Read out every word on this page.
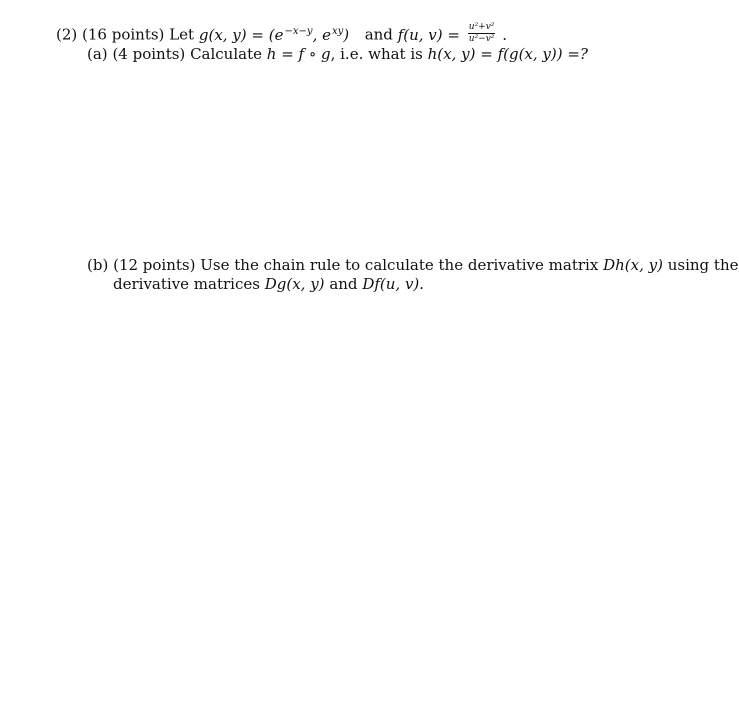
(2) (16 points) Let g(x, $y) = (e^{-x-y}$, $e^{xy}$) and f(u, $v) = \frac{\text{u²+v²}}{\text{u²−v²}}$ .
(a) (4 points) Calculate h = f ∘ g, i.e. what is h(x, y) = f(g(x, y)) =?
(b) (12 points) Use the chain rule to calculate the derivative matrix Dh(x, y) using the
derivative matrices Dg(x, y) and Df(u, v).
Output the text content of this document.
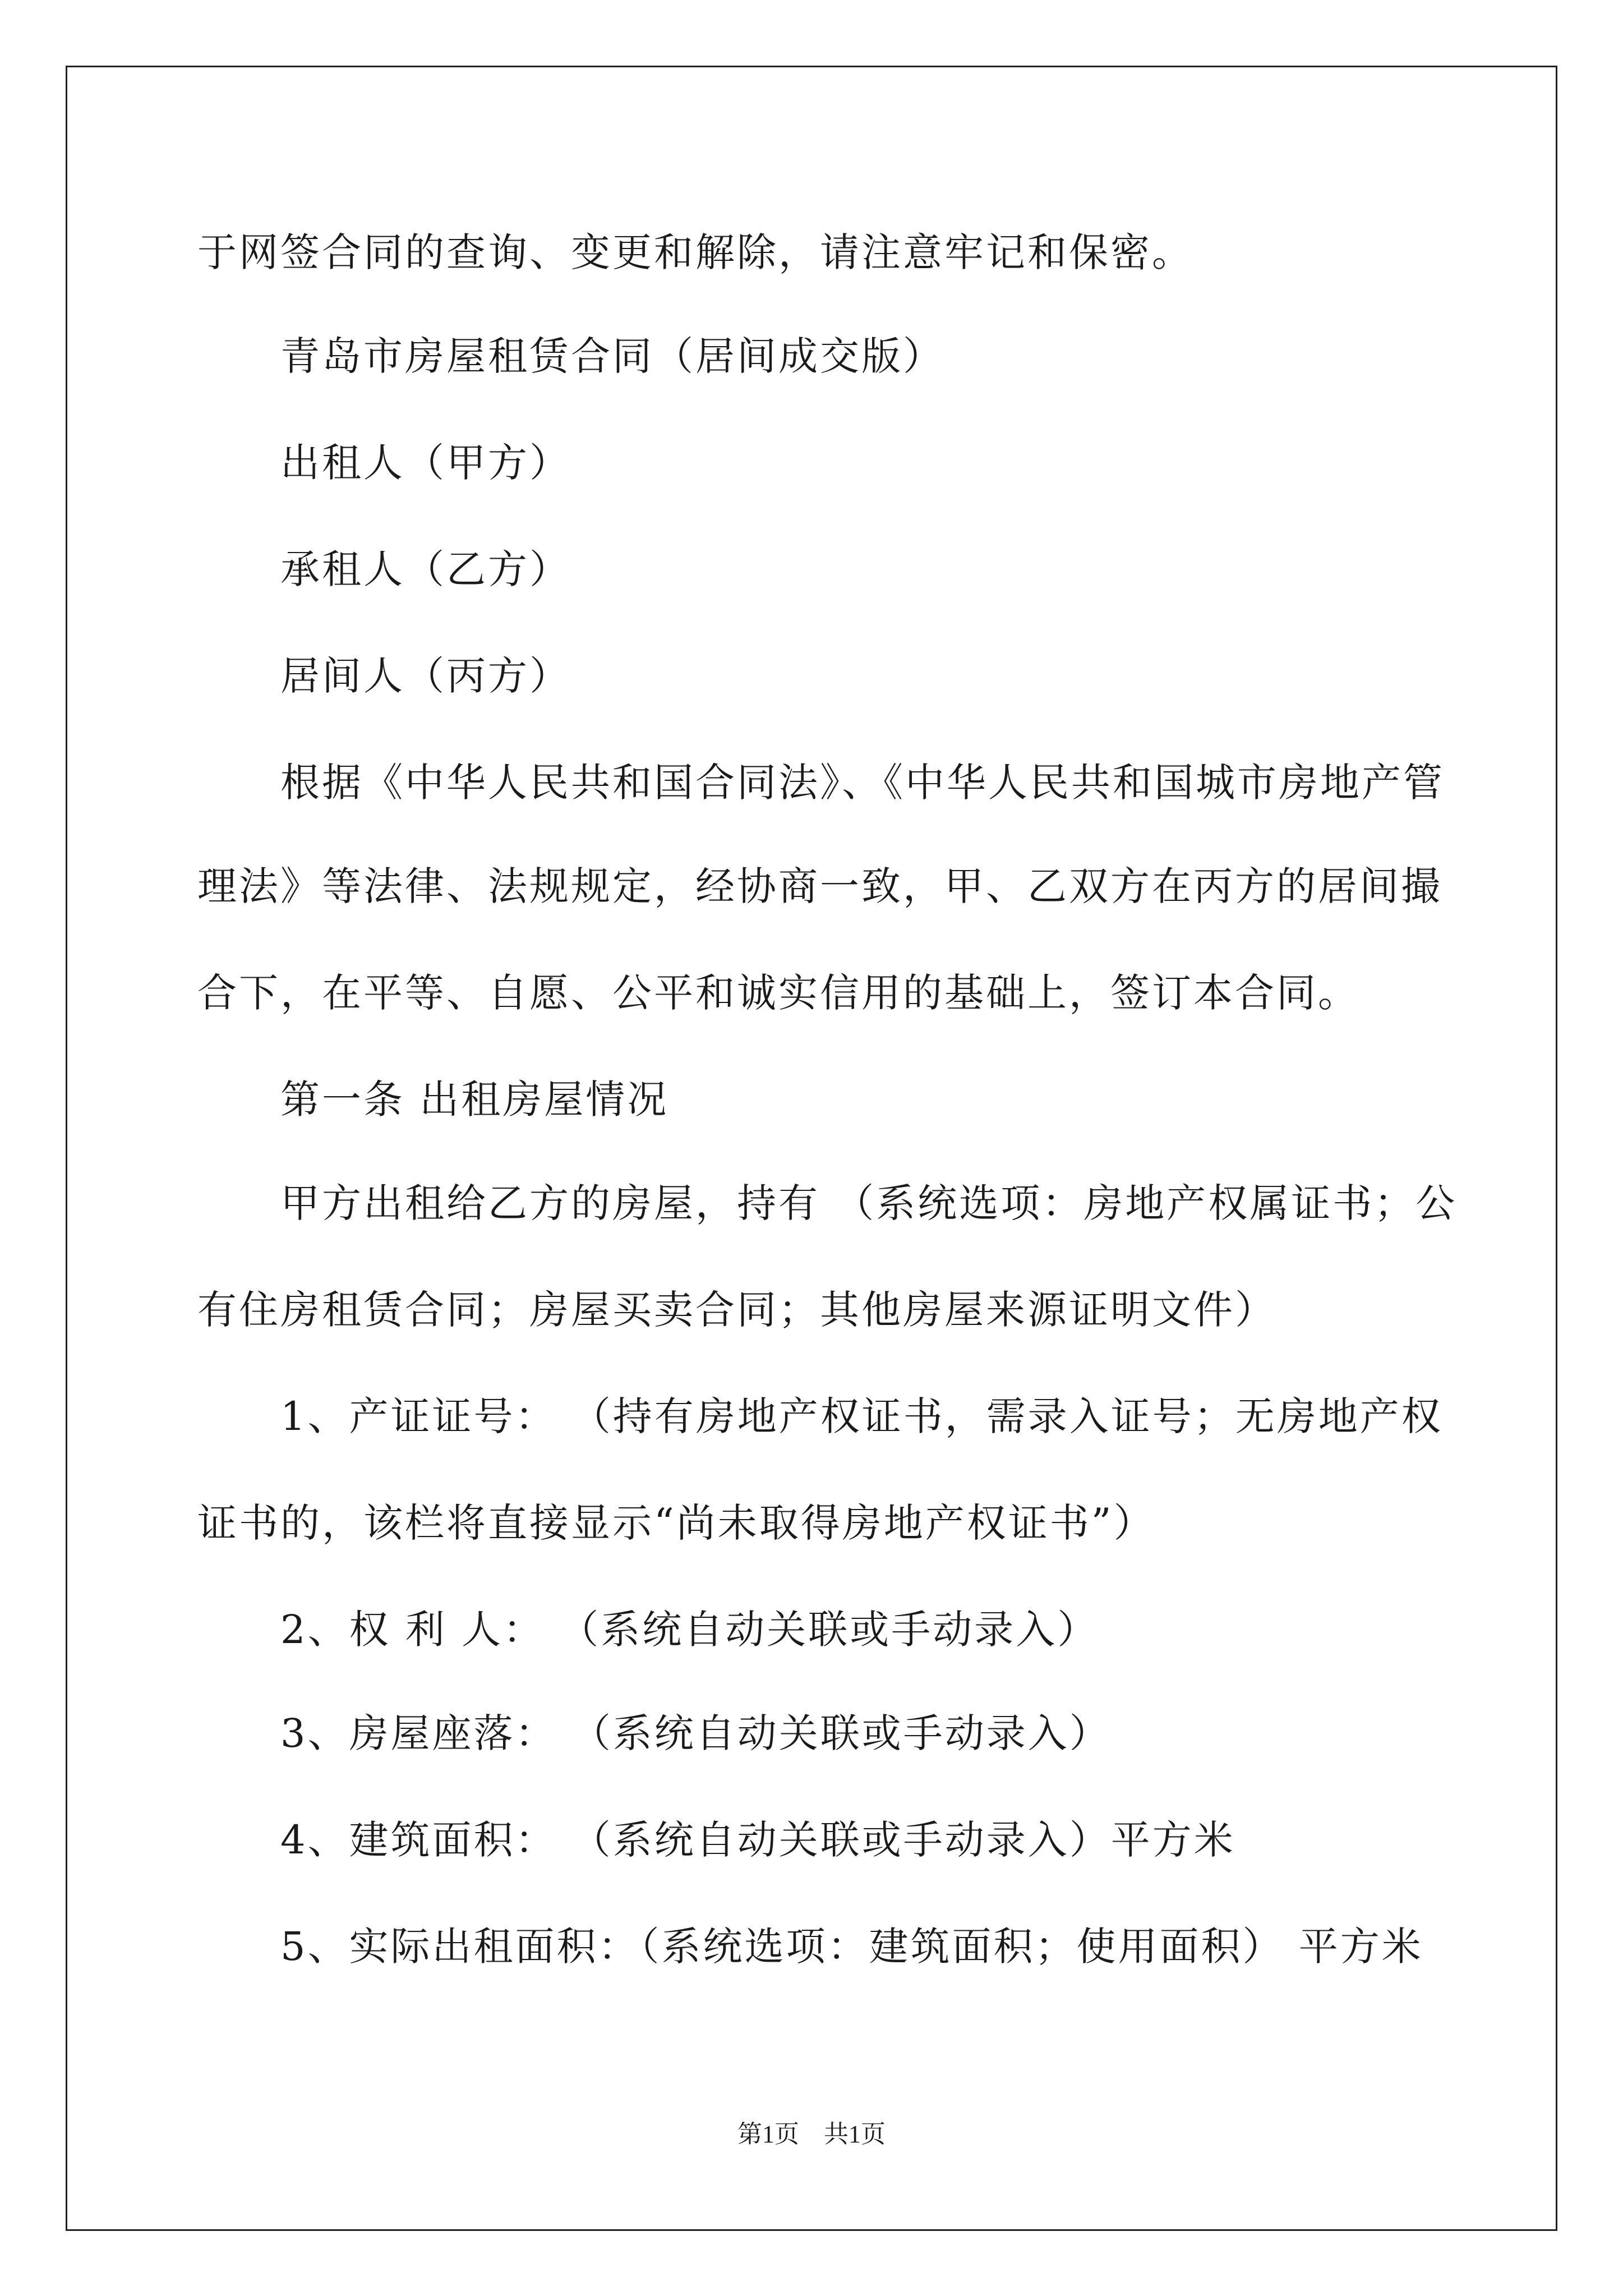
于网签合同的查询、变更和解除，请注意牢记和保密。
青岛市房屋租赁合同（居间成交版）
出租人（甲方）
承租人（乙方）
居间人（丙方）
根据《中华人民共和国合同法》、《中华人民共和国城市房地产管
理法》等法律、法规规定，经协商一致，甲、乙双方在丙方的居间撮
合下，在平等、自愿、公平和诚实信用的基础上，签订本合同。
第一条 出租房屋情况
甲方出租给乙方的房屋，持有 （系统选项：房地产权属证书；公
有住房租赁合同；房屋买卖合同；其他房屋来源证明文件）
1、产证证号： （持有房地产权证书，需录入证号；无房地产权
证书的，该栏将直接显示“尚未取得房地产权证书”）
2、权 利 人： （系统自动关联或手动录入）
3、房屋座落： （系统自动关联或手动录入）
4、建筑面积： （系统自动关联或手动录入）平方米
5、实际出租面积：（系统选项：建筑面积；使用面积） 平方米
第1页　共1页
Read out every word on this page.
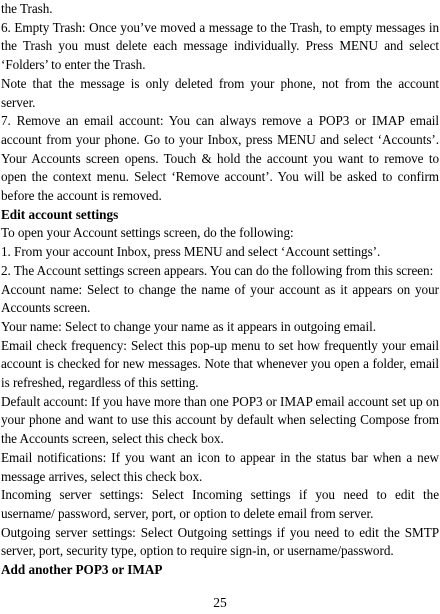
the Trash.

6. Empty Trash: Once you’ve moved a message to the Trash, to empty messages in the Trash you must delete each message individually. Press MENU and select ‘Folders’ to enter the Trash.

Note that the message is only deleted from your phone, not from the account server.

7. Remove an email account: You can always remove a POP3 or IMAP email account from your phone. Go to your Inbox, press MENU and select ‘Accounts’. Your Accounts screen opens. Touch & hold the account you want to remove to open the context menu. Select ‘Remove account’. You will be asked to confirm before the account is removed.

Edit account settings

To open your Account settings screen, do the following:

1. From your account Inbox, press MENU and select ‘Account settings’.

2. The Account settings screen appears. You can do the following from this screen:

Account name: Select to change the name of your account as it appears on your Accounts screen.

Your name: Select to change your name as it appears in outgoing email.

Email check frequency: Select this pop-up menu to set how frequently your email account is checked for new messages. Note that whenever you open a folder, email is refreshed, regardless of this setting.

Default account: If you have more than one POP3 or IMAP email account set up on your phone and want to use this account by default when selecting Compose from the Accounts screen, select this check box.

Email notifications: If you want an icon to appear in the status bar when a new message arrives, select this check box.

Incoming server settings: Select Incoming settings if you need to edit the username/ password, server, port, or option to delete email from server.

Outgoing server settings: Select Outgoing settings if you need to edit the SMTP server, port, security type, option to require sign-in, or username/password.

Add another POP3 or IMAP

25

____

**STATED EXERCISE**
Quote the listing above in full, except for the pictures.

**WRITTEN RESPONSE**
Read out every word on this page.
(2) (16 points) Let g(x, $y) = (e^{-x-y}$, $e^{xy}$) and f(u, $v) = \frac{\text{u²+v²}}{\text{u²−v²}}$ .
(a) (4 points) Calculate h = f ∘ g, i.e. what is h(x, y) = f(g(x, y)) =?
(b) (12 points) Use the chain rule to calculate the derivative matrix Dh(x, y) using the
derivative matrices Dg(x, y) and Df(u, v).
Output the text content of this document.
于网签合同的查询、变更和解除，请注意牢记和保密。
青岛市房屋租赁合同（居间成交版）
出租人（甲方）
承租人（乙方）
居间人（丙方）
根据《中华人民共和国合同法》、《中华人民共和国城市房地产管
理法》等法律、法规规定，经协商一致，甲、乙双方在丙方的居间撮
合下，在平等、自愿、公平和诚实信用的基础上，签订本合同。
第一条 出租房屋情况
甲方出租给乙方的房屋，持有 （系统选项：房地产权属证书；公
有住房租赁合同；房屋买卖合同；其他房屋来源证明文件）
1、产证证号： （持有房地产权证书，需录入证号；无房地产权
证书的，该栏将直接显示“尚未取得房地产权证书”）
2、权 利 人： （系统自动关联或手动录入）
3、房屋座落： （系统自动关联或手动录入）
4、建筑面积： （系统自动关联或手动录入）平方米
5、实际出租面积：（系统选项：建筑面积；使用面积） 平方米
第1页　共1页
Read out every word on this page.
the Trash.

6. Empty Trash: Once you’ve moved a message to the Trash, to empty messages in the Trash you must delete each message individually. Press MENU and select ‘Folders’ to enter the Trash.

Note that the message is only deleted from your phone, not from the account server.

7. Remove an email account: You can always remove a POP3 or IMAP email account from your phone. Go to your Inbox, press MENU and select ‘Accounts’. Your Accounts screen opens. Touch & hold the account you want to remove to open the context menu. Select ‘Remove account’. You will be asked to confirm before the account is removed.

Edit account settings

To open your Account settings screen, do the following:

1. From your account Inbox, press MENU and select ‘Account settings’.

2. The Account settings screen appears. You can do the following from this screen:

Account name: Select to change the name of your account as it appears on your Accounts screen.

Your name: Select to change your name as it appears in outgoing email.

Email check frequency: Select this pop-up menu to set how frequently your email account is checked for new messages. Note that whenever you open a folder, email is refreshed, regardless of this setting.

Default account: If you have more than one POP3 or IMAP email account set up on your phone and want to use this account by default when selecting Compose from the Accounts screen, select this check box.

Email notifications: If you want an icon to appear in the status bar when a new message arrives, select this check box.

Incoming server settings: Select Incoming settings if you need to edit the username/ password, server, port, or option to delete email from server.

Outgoing server settings: Select Outgoing settings if you need to edit the SMTP server, port, security type, option to require sign-in, or username/password.

Add another POP3 or IMAP

25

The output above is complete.